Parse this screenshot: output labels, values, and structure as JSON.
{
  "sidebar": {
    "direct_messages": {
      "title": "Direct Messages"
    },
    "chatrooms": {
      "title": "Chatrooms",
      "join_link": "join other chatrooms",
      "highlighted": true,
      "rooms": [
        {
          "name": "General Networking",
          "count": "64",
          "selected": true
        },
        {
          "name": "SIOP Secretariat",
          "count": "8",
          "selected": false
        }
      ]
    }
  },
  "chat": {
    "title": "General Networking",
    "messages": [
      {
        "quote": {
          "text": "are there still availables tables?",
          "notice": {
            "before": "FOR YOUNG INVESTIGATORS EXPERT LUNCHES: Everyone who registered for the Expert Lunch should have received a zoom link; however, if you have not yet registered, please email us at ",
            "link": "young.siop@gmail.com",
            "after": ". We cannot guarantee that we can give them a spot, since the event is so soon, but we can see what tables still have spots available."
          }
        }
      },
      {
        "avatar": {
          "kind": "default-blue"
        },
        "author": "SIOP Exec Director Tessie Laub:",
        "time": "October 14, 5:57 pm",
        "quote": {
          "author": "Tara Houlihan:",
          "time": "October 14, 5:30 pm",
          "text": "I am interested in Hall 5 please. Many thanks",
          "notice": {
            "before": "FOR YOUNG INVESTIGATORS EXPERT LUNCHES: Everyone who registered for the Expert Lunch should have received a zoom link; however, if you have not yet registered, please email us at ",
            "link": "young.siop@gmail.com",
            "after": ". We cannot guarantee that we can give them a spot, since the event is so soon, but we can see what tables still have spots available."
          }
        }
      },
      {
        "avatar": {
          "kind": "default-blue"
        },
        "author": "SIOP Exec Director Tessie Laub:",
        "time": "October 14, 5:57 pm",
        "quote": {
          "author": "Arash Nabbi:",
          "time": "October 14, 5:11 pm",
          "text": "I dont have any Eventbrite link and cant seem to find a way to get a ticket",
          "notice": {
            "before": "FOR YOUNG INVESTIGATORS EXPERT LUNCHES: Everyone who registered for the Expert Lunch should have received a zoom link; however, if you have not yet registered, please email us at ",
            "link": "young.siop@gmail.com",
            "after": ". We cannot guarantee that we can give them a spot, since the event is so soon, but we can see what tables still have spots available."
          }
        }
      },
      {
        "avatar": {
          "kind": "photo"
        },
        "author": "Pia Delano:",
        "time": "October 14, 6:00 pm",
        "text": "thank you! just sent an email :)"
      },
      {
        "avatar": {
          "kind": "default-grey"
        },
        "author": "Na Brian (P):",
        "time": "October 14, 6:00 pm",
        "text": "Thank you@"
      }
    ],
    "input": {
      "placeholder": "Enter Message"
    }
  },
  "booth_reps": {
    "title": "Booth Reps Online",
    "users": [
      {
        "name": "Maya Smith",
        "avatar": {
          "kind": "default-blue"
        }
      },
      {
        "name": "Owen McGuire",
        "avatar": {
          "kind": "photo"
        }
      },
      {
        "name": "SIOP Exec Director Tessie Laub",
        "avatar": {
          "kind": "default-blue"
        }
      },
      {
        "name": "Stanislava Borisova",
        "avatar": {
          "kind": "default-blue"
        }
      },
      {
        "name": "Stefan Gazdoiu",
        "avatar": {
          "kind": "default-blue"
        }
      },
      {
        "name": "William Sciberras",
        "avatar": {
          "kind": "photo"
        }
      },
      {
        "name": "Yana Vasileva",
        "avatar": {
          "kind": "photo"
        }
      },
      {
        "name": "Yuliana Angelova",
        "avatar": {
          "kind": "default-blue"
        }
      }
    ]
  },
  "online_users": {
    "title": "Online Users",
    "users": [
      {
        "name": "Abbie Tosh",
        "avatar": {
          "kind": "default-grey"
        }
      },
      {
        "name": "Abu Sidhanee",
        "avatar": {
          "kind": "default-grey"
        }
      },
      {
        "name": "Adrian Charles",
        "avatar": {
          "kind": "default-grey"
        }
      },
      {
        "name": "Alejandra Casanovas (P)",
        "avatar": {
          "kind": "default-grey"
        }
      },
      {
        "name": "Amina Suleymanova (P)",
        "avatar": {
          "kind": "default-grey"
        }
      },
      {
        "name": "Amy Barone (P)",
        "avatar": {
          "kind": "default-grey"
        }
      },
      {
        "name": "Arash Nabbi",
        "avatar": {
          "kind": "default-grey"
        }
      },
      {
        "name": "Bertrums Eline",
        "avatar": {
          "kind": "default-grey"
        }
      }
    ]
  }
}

* * *

### Goal of the exercise
Repeat every record exactly as written, please.

### Answer
Parse this screenshot: output labels, values, and structure as JSON.
{
  "sidebar": {
    "direct_messages": {
      "title": "Direct Messages"
    },
    "chatrooms": {
      "title": "Chatrooms",
      "join_link": "join other chatrooms",
      "highlighted": true,
      "rooms": [
        {
          "name": "General Networking",
          "count": "64",
          "selected": true
        },
        {
          "name": "SIOP Secretariat",
          "count": "8",
          "selected": false
        }
      ]
    }
  },
  "chat": {
    "title": "General Networking",
    "messages": [
      {
        "quote": {
          "text": "are there still availables tables?",
          "notice": {
            "before": "FOR YOUNG INVESTIGATORS EXPERT LUNCHES: Everyone who registered for the Expert Lunch should have received a zoom link; however, if you have not yet registered, please email us at ",
            "link": "young.siop@gmail.com",
            "after": ". We cannot guarantee that we can give them a spot, since the event is so soon, but we can see what tables still have spots available."
          }
        }
      },
      {
        "avatar": {
          "kind": "default-blue"
        },
        "author": "SIOP Exec Director Tessie Laub:",
        "time": "October 14, 5:57 pm",
        "quote": {
          "author": "Tara Houlihan:",
          "time": "October 14, 5:30 pm",
          "text": "I am interested in Hall 5 please. Many thanks",
          "notice": {
            "before": "FOR YOUNG INVESTIGATORS EXPERT LUNCHES: Everyone who registered for the Expert Lunch should have received a zoom link; however, if you have not yet registered, please email us at ",
            "link": "young.siop@gmail.com",
            "after": ". We cannot guarantee that we can give them a spot, since the event is so soon, but we can see what tables still have spots available."
          }
        }
      },
      {
        "avatar": {
          "kind": "default-blue"
        },
        "author": "SIOP Exec Director Tessie Laub:",
        "time": "October 14, 5:57 pm",
        "quote": {
          "author": "Arash Nabbi:",
          "time": "October 14, 5:11 pm",
          "text": "I dont have any Eventbrite link and cant seem to find a way to get a ticket",
          "notice": {
            "before": "FOR YOUNG INVESTIGATORS EXPERT LUNCHES: Everyone who registered for the Expert Lunch should have received a zoom link; however, if you have not yet registered, please email us at ",
            "link": "young.siop@gmail.com",
            "after": ". We cannot guarantee that we can give them a spot, since the event is so soon, but we can see what tables still have spots available."
          }
        }
      },
      {
        "avatar": {
          "kind": "photo"
        },
        "author": "Pia Delano:",
        "time": "October 14, 6:00 pm",
        "text": "thank you! just sent an email :)"
      },
      {
        "avatar": {
          "kind": "default-grey"
        },
        "author": "Na Brian (P):",
        "time": "October 14, 6:00 pm",
        "text": "Thank you@"
      }
    ],
    "input": {
      "placeholder": "Enter Message"
    }
  },
  "booth_reps": {
    "title": "Booth Reps Online",
    "users": [
      {
        "name": "Maya Smith",
        "avatar": {
          "kind": "default-blue"
        }
      },
      {
        "name": "Owen McGuire",
        "avatar": {
          "kind": "photo"
        }
      },
      {
        "name": "SIOP Exec Director Tessie Laub",
        "avatar": {
          "kind": "default-blue"
        }
      },
      {
        "name": "Stanislava Borisova",
        "avatar": {
          "kind": "default-blue"
        }
      },
      {
        "name": "Stefan Gazdoiu",
        "avatar": {
          "kind": "default-blue"
        }
      },
      {
        "name": "William Sciberras",
        "avatar": {
          "kind": "photo"
        }
      },
      {
        "name": "Yana Vasileva",
        "avatar": {
          "kind": "photo"
        }
      },
      {
        "name": "Yuliana Angelova",
        "avatar": {
          "kind": "default-blue"
        }
      }
    ]
  },
  "online_users": {
    "title": "Online Users",
    "users": [
      {
        "name": "Abbie Tosh",
        "avatar": {
          "kind": "default-grey"
        }
      },
      {
        "name": "Abu Sidhanee",
        "avatar": {
          "kind": "default-grey"
        }
      },
      {
        "name": "Adrian Charles",
        "avatar": {
          "kind": "default-grey"
        }
      },
      {
        "name": "Alejandra Casanovas (P)",
        "avatar": {
          "kind": "default-grey"
        }
      },
      {
        "name": "Amina Suleymanova (P)",
        "avatar": {
          "kind": "default-grey"
        }
      },
      {
        "name": "Amy Barone (P)",
        "avatar": {
          "kind": "default-grey"
        }
      },
      {
        "name": "Arash Nabbi",
        "avatar": {
          "kind": "default-grey"
        }
      },
      {
        "name": "Bertrums Eline",
        "avatar": {
          "kind": "default-grey"
        }
      }
    ]
  }
}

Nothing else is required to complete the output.